What you will do: Extract the full listing below without altering a single character.

Recorded data:
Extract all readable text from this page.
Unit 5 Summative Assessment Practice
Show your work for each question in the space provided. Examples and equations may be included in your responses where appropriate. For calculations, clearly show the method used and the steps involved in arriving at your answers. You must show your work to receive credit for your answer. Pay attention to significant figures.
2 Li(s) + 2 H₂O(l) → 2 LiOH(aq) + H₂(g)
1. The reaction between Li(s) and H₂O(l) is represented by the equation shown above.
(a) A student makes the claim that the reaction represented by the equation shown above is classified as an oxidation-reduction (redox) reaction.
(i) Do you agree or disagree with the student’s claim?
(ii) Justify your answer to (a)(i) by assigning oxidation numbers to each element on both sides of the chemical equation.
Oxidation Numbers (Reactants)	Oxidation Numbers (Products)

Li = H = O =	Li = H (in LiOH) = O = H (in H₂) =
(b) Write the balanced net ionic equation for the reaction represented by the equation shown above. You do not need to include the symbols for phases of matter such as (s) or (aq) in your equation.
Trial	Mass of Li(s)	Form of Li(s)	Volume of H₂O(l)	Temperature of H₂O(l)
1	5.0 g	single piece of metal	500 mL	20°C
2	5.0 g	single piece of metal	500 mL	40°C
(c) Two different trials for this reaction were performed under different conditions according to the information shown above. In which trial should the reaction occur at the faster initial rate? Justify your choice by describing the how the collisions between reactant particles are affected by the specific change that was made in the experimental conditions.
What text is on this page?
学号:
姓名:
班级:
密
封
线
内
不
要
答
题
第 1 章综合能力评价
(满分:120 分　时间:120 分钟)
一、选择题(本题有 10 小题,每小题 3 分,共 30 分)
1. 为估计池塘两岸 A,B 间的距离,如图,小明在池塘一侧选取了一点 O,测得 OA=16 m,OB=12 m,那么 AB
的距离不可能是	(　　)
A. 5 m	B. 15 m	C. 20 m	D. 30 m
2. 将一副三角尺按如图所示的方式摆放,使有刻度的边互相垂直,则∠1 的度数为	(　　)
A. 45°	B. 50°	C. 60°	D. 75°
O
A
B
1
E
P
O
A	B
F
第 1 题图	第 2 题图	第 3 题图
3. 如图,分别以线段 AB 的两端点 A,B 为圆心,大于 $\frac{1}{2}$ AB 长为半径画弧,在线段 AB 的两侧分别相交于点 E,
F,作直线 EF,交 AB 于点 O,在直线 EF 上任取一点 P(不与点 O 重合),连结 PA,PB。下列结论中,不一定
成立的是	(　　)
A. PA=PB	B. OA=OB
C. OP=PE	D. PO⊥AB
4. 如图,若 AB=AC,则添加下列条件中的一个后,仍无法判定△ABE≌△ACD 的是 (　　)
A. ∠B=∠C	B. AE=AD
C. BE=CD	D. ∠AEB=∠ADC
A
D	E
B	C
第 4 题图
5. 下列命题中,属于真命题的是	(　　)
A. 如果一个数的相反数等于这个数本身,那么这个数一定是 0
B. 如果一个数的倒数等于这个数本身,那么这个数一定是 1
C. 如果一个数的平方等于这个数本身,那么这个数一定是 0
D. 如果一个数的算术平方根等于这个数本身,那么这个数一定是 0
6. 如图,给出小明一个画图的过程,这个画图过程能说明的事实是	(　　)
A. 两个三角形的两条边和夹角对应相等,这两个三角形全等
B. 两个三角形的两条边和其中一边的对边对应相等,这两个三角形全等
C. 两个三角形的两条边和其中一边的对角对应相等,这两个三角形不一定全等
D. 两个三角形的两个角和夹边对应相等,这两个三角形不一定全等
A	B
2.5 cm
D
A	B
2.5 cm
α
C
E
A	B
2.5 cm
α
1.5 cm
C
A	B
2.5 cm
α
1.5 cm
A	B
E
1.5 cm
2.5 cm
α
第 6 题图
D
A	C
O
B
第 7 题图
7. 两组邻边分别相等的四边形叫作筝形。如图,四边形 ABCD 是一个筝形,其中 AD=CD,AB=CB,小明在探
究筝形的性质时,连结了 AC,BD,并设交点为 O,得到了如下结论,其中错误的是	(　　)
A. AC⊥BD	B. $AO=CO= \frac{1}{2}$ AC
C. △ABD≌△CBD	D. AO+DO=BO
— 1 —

Result of this exercise:
Extract all readable text from this page.
Unit 5 Summative Assessment Practice
Show your work for each question in the space provided. Examples and equations may be included in your responses where appropriate. For calculations, clearly show the method used and the steps involved in arriving at your answers. You must show your work to receive credit for your answer. Pay attention to significant figures.
2 Li(s) + 2 H₂O(l) → 2 LiOH(aq) + H₂(g)
1. The reaction between Li(s) and H₂O(l) is represented by the equation shown above.
(a) A student makes the claim that the reaction represented by the equation shown above is classified as an oxidation-reduction (redox) reaction.
(i) Do you agree or disagree with the student’s claim?
(ii) Justify your answer to (a)(i) by assigning oxidation numbers to each element on both sides of the chemical equation.
Oxidation Numbers (Reactants)	Oxidation Numbers (Products)

Li = H = O =	Li = H (in LiOH) = O = H (in H₂) =
(b) Write the balanced net ionic equation for the reaction represented by the equation shown above. You do not need to include the symbols for phases of matter such as (s) or (aq) in your equation.
Trial	Mass of Li(s)	Form of Li(s)	Volume of H₂O(l)	Temperature of H₂O(l)
1	5.0 g	single piece of metal	500 mL	20°C
2	5.0 g	single piece of metal	500 mL	40°C
(c) Two different trials for this reaction were performed under different conditions according to the information shown above. In which trial should the reaction occur at the faster initial rate? Justify your choice by describing the how the collisions between reactant particles are affected by the specific change that was made in the experimental conditions.
What text is on this page?
学号:
姓名:
班级:
密
封
线
内
不
要
答
题
第 1 章综合能力评价
(满分:120 分　时间:120 分钟)
一、选择题(本题有 10 小题,每小题 3 分,共 30 分)
1. 为估计池塘两岸 A,B 间的距离,如图,小明在池塘一侧选取了一点 O,测得 OA=16 m,OB=12 m,那么 AB
的距离不可能是	(　　)
A. 5 m	B. 15 m	C. 20 m	D. 30 m
2. 将一副三角尺按如图所示的方式摆放,使有刻度的边互相垂直,则∠1 的度数为	(　　)
A. 45°	B. 50°	C. 60°	D. 75°
O
A
B
1
E
P
O
A	B
F
第 1 题图	第 2 题图	第 3 题图
3. 如图,分别以线段 AB 的两端点 A,B 为圆心,大于 $\frac{1}{2}$ AB 长为半径画弧,在线段 AB 的两侧分别相交于点 E,
F,作直线 EF,交 AB 于点 O,在直线 EF 上任取一点 P(不与点 O 重合),连结 PA,PB。下列结论中,不一定
成立的是	(　　)
A. PA=PB	B. OA=OB
C. OP=PE	D. PO⊥AB
4. 如图,若 AB=AC,则添加下列条件中的一个后,仍无法判定△ABE≌△ACD 的是 (　　)
A. ∠B=∠C	B. AE=AD
C. BE=CD	D. ∠AEB=∠ADC
A
D	E
B	C
第 4 题图
5. 下列命题中,属于真命题的是	(　　)
A. 如果一个数的相反数等于这个数本身,那么这个数一定是 0
B. 如果一个数的倒数等于这个数本身,那么这个数一定是 1
C. 如果一个数的平方等于这个数本身,那么这个数一定是 0
D. 如果一个数的算术平方根等于这个数本身,那么这个数一定是 0
6. 如图,给出小明一个画图的过程,这个画图过程能说明的事实是	(　　)
A. 两个三角形的两条边和夹角对应相等,这两个三角形全等
B. 两个三角形的两条边和其中一边的对边对应相等,这两个三角形全等
C. 两个三角形的两条边和其中一边的对角对应相等,这两个三角形不一定全等
D. 两个三角形的两个角和夹边对应相等,这两个三角形不一定全等
A	B
2.5 cm
D
A	B
2.5 cm
α
C
E
A	B
2.5 cm
α
1.5 cm
C
A	B
2.5 cm
α
1.5 cm
A	B
E
1.5 cm
2.5 cm
α
第 6 题图
D
A	C
O
B
第 7 题图
7. 两组邻边分别相等的四边形叫作筝形。如图,四边形 ABCD 是一个筝形,其中 AD=CD,AB=CB,小明在探
究筝形的性质时,连结了 AC,BD,并设交点为 O,得到了如下结论,其中错误的是	(　　)
A. AC⊥BD	B. $AO=CO= \frac{1}{2}$ AC
C. △ABD≌△CBD	D. AO+DO=BO
— 1 —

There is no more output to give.